**DOCUMENT EXTRACT:**

Can I use Redis instead of Postgres for the deduplication store?

Yes. Redis's SET NX (set if not exists) makes the atomic claim operation simpler than INSERT ... ON CONFLICT. The trade-off is durability: if Redis goes down, in-flight pending keys are lost. New requests proceed without deduplication until the store recovers. For teams already running Redis as a primary cache, the operational risk is often acceptable. For teams where Postgres is the only stateful dependency, keeping everything in one place reduces operational complexity.

How should clients generate idempotency keys?

Generate a UUID v4 at the point of user intent, not at the point of the network call. Store it client-side before the first request goes out. If the network times out, retry with the same UUID. If the user intentionally retries after fixing an error, generate a new UUID — that's a new logical intent, not a retry. Key reuse across distinct user intentions is the most common client-side mistake, and it causes legitimate operations to be silently dropped.

What happens when the operation fails partway through?

Set the key status to 'failed' and re-raise the exception. A second request for a failed key then has two options: re-execute the operation if the failure was transient and the operation is safe to retry, or return the original failure if the failure was permanent. For payment processing, re-execution on transient failures is usually correct. For validation errors, returning the cached failure is correct. Decide per endpoint based on whether the operation is safe to retry.

EngineeringJun 13, 20268 min readReviewed Jun 13, 2026

Idempotency keys in production: what the tutorials don't cover

The check-then-act race condition, deduplication table bottlenecks, and key scoping across services

By FlowVerify Editorial Team

An API endpoint is idempotent if making the same request twice produces the same result as making it once. For GET requests this is automatic. For POST requests (creating a payment, sending an email, provisioning a resource), it isn't. Idempotency keys are the mechanism that makes them so: the client generates a unique key for each logical operation, sends it with the request, and the server uses it to deduplicate retries.

The pattern looks simple. It isn't. Most tutorial implementations are correct in the happy path and wrong in the three cases that matter most in production.

What idempotency keys actually guarantee

The textbook definition (same inputs, same outputs) understates what's required at the API layer. An idempotent endpoint must also survive the case where the first request completed successfully but the client never received the response. Network partitions, load balancer timeouts, and client-side abort on slow response all produce this. The client cannot distinguish 'request never arrived' from 'request arrived, processed, response lost in transit'. It retries.

Idempotency keys give the server a way to recognise the retry and return the original result without re-executing the operation. The key is the client's assertion: this is the same logical operation as the one I sent before. The server's job is to honour that assertion efficiently and safely.

'Efficiently' is doing real work here. The server has to check whether the key exists, and in a concurrent system, that check has to be atomic with the claim. Most tutorials stop before explaining why.

The check-then-act race condition

Every tutorial implements idempotency like this:

Extract the key from the request header.
Query the deduplication store: does this key already exist?
If yes: return the cached response.
If no: execute the operation, store the result, return it.

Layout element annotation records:
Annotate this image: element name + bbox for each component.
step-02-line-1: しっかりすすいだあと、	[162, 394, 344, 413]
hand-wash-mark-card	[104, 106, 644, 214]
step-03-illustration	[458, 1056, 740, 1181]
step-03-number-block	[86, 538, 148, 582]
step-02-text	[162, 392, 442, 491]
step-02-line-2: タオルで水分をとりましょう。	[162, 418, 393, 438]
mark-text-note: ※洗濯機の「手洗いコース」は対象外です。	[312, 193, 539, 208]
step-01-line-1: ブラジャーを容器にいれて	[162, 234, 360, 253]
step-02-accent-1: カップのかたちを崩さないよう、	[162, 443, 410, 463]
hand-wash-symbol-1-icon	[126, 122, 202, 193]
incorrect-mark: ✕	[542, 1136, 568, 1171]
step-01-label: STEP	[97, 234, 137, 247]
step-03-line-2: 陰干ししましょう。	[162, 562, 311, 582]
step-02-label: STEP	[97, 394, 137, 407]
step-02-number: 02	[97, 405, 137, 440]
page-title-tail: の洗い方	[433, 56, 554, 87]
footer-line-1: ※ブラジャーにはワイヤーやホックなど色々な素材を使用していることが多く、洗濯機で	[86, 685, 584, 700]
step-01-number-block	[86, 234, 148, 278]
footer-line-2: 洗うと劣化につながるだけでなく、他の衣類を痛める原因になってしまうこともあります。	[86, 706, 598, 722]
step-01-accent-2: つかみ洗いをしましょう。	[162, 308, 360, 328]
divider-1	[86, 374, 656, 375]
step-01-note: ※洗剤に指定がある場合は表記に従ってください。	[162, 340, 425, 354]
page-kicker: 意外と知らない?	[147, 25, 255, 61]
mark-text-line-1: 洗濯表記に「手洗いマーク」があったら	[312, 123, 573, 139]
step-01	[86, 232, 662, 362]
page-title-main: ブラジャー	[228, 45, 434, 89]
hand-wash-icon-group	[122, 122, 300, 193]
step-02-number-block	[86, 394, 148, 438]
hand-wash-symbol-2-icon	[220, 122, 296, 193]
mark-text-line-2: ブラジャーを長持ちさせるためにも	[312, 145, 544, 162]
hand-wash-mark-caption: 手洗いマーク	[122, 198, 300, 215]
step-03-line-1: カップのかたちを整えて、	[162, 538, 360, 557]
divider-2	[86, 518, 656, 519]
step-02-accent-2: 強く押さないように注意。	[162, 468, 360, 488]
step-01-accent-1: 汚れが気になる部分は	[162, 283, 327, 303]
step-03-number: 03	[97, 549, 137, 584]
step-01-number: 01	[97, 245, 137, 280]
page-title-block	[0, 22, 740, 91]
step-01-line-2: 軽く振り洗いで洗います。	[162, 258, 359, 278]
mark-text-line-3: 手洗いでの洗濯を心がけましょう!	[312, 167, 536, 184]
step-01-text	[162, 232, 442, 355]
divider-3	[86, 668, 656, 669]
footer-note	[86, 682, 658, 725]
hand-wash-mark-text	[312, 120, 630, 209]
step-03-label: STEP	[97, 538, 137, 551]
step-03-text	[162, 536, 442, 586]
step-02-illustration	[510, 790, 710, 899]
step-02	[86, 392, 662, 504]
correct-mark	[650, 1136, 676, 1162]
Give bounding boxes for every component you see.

==

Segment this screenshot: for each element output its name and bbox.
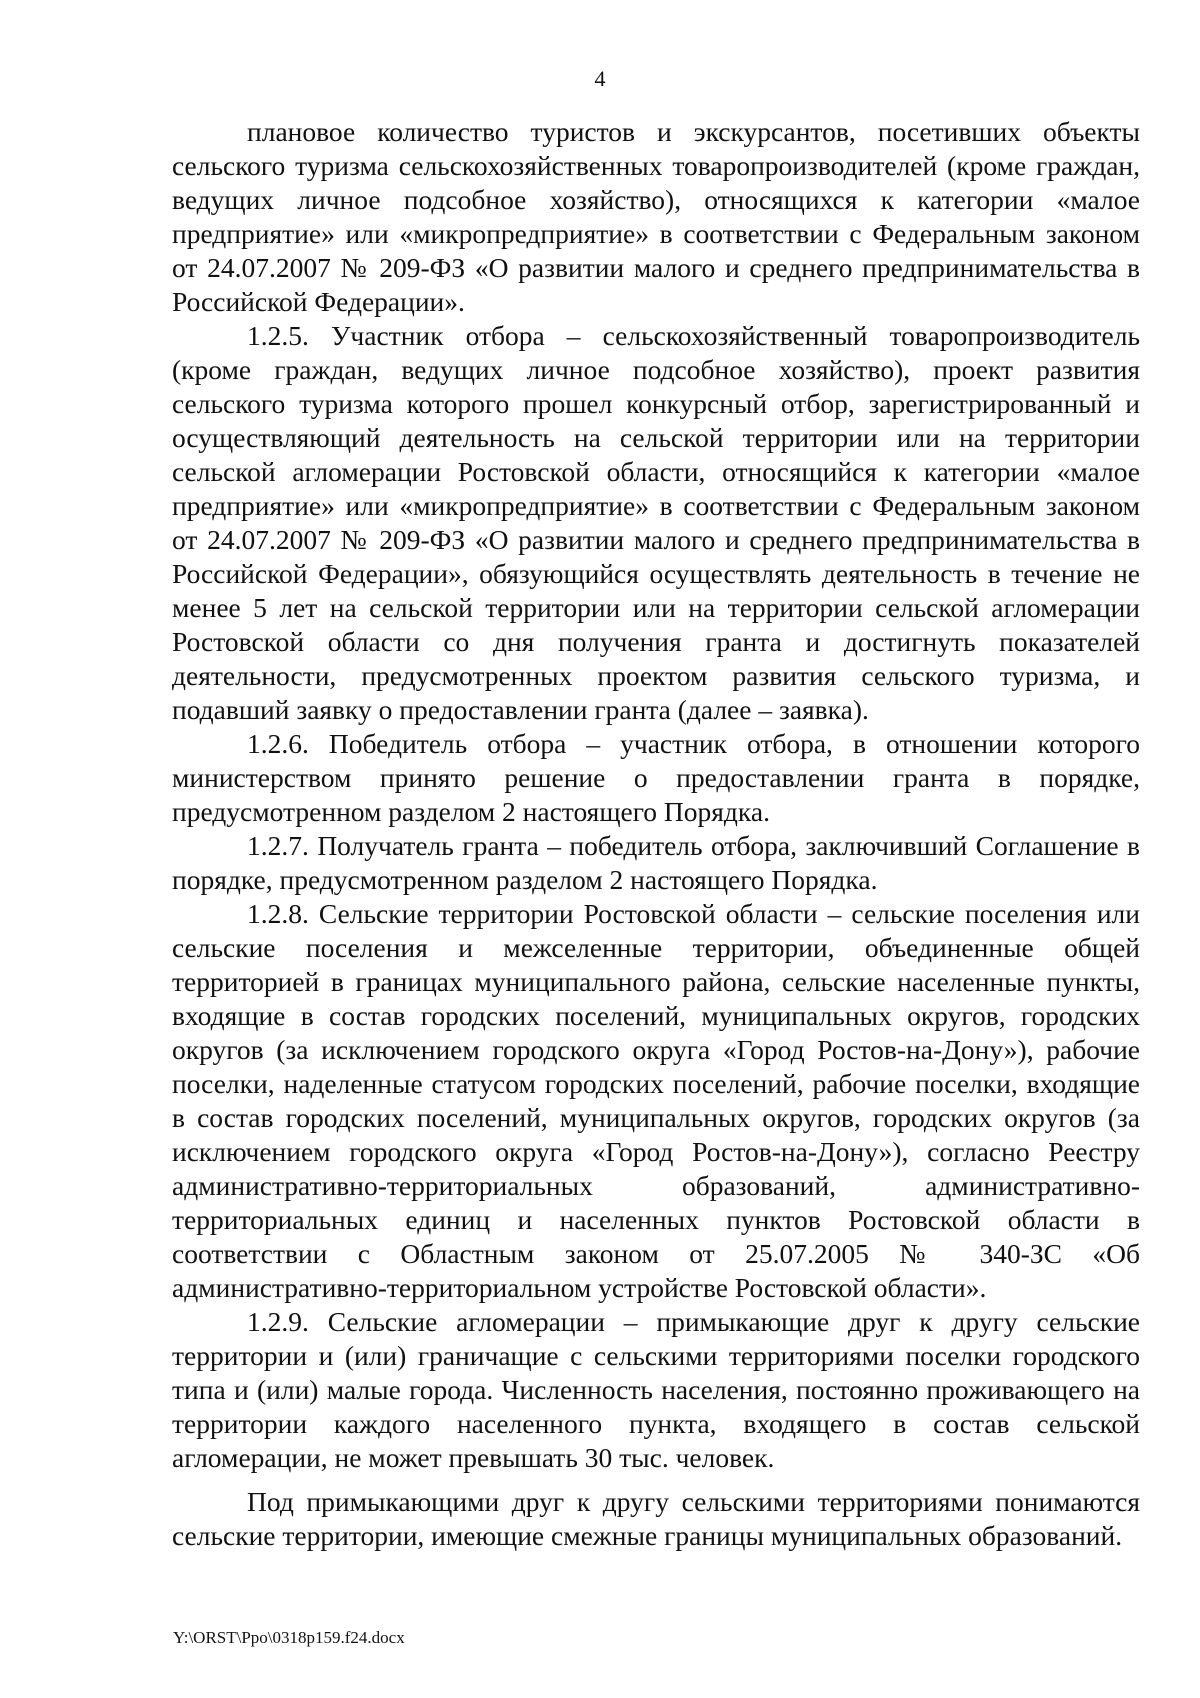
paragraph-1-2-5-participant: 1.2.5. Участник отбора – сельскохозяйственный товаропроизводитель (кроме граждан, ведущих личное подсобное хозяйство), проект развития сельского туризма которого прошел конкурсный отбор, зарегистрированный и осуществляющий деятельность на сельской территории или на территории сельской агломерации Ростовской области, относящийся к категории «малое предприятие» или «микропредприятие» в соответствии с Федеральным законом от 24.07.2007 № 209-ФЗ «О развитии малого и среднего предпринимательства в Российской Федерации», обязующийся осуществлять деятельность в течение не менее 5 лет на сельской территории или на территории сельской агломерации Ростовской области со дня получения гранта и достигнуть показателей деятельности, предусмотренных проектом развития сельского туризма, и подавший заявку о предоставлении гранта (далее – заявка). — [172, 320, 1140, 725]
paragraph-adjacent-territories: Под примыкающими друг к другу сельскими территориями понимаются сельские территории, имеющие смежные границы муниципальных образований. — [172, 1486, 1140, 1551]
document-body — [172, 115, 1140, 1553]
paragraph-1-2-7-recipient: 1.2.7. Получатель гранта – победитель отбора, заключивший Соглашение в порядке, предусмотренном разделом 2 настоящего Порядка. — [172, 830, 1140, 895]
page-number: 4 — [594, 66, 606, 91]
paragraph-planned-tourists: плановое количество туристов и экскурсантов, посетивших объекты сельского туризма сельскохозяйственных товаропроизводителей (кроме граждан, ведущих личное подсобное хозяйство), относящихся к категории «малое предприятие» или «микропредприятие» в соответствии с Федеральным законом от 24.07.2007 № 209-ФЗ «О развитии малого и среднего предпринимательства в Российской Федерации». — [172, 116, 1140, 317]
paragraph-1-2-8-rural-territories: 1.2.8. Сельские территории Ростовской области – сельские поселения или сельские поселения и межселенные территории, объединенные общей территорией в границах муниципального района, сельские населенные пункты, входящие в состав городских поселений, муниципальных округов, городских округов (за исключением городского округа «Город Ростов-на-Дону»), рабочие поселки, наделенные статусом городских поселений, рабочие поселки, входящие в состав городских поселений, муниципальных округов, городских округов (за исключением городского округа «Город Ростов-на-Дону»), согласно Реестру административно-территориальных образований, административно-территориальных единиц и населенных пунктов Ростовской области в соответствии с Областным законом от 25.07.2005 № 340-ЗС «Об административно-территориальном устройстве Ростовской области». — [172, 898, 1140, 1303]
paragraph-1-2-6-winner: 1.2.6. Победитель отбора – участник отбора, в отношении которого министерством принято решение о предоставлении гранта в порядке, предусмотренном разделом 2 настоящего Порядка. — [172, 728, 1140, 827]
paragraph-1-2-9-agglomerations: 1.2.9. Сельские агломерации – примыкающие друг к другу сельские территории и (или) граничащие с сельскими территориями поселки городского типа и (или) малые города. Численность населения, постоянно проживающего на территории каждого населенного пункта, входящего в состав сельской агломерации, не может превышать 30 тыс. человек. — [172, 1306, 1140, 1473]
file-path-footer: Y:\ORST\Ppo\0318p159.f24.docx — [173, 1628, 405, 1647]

**SET EXERCISE A:**
Transcribe the part of the idempotency keys article that opens with the words containing "An API endpoint" and closes with "to deduplicate retries.".
**SET EXERCISE B:**
In the idempotency keys article, when should a client generate a new UUID instead of retrying with the same one?
**SET EXERCISE C:**
Rewrite the paragraph of the idempotency keys article that begins "Generate a UUID v4 at the point of user intent" as a short bulleted list that keeps its main facts.

**FULL RESPONSE A:**
An API endpoint is idempotent if making the same request twice produces the same result as making it once. For GET requests this is automatic. For POST requests (creating a payment, sending an email, provisioning a resource), it isn't. Idempotency keys are the mechanism that makes them so: the client generates a unique key for each logical operation, sends it with the request, and the server uses it to deduplicate retries.

**FULL RESPONSE B:**
When the user intentionally retries after fixing an error.

**FULL RESPONSE C:**
- Generate a UUID v4 at the point of user intent, not at the point of the network call.
- Store it client-side before the first request goes out.
- If the network times out, retry with the same UUID.
- If the user intentionally retries after fixing an error, generate a new UUID, because that is a new logical intent.
- Reusing a key across distinct user intentions is the most common client-side mistake and causes legitimate operations to be silently dropped.